:: Input data ::
========

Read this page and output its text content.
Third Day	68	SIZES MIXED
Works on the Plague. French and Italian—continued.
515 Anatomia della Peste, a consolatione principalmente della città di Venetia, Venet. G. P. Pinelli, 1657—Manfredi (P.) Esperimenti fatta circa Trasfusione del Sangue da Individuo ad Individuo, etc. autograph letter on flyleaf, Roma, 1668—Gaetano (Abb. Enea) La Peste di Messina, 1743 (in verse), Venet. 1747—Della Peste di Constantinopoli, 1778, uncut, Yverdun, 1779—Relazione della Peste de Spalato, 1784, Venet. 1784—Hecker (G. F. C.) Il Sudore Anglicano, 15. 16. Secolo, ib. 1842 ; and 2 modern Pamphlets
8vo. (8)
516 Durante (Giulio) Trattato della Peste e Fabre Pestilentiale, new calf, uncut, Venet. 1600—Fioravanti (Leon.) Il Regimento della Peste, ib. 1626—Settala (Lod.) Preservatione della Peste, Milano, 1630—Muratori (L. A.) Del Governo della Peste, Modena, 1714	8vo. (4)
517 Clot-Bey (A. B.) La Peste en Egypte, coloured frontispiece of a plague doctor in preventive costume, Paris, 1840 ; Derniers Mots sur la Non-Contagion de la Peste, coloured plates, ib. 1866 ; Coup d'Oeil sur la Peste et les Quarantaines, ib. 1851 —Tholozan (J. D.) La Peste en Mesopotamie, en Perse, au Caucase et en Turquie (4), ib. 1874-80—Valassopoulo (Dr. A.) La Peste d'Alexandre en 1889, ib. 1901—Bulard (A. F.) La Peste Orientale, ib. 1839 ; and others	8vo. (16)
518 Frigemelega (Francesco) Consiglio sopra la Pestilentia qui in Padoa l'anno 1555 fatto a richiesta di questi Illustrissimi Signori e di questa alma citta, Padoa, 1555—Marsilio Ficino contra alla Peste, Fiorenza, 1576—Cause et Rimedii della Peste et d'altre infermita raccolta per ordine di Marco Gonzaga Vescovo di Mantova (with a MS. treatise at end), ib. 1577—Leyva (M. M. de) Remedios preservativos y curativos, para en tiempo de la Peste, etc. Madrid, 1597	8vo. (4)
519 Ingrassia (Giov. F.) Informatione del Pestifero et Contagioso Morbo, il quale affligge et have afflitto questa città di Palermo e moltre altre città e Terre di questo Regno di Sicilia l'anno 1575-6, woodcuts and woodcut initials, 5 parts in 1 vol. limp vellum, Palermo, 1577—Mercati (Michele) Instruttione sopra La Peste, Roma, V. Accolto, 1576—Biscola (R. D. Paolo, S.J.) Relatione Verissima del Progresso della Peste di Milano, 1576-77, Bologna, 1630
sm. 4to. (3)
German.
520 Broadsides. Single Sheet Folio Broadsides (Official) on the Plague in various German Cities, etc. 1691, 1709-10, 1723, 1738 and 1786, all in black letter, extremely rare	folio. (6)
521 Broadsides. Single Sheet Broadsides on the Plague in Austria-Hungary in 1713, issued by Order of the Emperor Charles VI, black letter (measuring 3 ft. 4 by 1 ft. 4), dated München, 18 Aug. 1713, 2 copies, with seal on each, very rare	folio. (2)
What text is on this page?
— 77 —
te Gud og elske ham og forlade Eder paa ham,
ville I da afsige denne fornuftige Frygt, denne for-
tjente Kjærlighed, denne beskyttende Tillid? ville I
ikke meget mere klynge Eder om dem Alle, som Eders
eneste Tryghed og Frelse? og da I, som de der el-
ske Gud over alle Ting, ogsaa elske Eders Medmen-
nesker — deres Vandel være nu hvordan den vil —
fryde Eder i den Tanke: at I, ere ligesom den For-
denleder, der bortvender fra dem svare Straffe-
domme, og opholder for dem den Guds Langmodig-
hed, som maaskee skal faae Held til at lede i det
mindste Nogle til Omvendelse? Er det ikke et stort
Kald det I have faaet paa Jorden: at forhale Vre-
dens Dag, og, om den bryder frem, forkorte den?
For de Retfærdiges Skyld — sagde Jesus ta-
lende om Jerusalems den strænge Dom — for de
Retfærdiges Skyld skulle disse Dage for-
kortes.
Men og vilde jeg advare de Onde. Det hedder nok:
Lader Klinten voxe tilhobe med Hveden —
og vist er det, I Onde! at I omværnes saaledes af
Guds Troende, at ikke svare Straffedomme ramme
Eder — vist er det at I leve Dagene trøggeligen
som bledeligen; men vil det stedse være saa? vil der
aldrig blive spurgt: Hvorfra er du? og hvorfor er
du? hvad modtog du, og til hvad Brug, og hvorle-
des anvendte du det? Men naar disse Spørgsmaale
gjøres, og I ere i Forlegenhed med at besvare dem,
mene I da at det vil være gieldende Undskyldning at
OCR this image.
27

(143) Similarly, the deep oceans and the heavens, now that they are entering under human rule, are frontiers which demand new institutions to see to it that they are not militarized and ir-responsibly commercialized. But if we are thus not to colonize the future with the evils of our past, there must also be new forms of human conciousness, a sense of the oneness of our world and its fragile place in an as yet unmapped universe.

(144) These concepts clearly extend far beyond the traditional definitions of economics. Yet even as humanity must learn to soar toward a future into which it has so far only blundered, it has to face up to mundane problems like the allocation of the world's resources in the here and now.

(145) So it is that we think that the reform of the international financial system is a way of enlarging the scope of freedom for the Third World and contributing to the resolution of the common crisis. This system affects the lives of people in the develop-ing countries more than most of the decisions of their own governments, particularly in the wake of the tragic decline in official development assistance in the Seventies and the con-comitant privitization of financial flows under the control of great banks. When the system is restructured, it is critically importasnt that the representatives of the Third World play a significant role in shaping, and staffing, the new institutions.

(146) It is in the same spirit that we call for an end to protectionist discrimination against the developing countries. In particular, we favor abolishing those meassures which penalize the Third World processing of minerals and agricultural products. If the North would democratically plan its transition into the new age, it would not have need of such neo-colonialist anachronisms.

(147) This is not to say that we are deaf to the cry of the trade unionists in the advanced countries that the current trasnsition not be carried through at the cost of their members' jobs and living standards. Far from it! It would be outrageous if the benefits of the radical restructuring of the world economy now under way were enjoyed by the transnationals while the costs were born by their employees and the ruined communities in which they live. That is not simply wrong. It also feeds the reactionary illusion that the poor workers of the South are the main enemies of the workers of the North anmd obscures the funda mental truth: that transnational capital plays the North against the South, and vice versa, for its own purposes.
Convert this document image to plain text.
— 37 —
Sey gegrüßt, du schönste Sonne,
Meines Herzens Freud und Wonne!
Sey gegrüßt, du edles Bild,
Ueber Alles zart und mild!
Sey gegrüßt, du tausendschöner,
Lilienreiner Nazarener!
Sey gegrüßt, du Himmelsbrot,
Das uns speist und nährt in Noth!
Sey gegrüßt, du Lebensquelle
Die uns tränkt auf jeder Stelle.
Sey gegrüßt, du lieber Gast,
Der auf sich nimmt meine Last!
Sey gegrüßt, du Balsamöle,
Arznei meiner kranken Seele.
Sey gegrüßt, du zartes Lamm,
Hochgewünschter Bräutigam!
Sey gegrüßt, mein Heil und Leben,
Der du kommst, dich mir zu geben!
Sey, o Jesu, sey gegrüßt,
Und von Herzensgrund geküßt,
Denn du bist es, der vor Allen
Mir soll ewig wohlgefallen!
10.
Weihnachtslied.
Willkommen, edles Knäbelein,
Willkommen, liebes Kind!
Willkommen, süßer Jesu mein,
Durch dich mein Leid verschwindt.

========

Determine the number of lines in these entries that contain the word "image", and write only that number.

:: Answer in full ::
2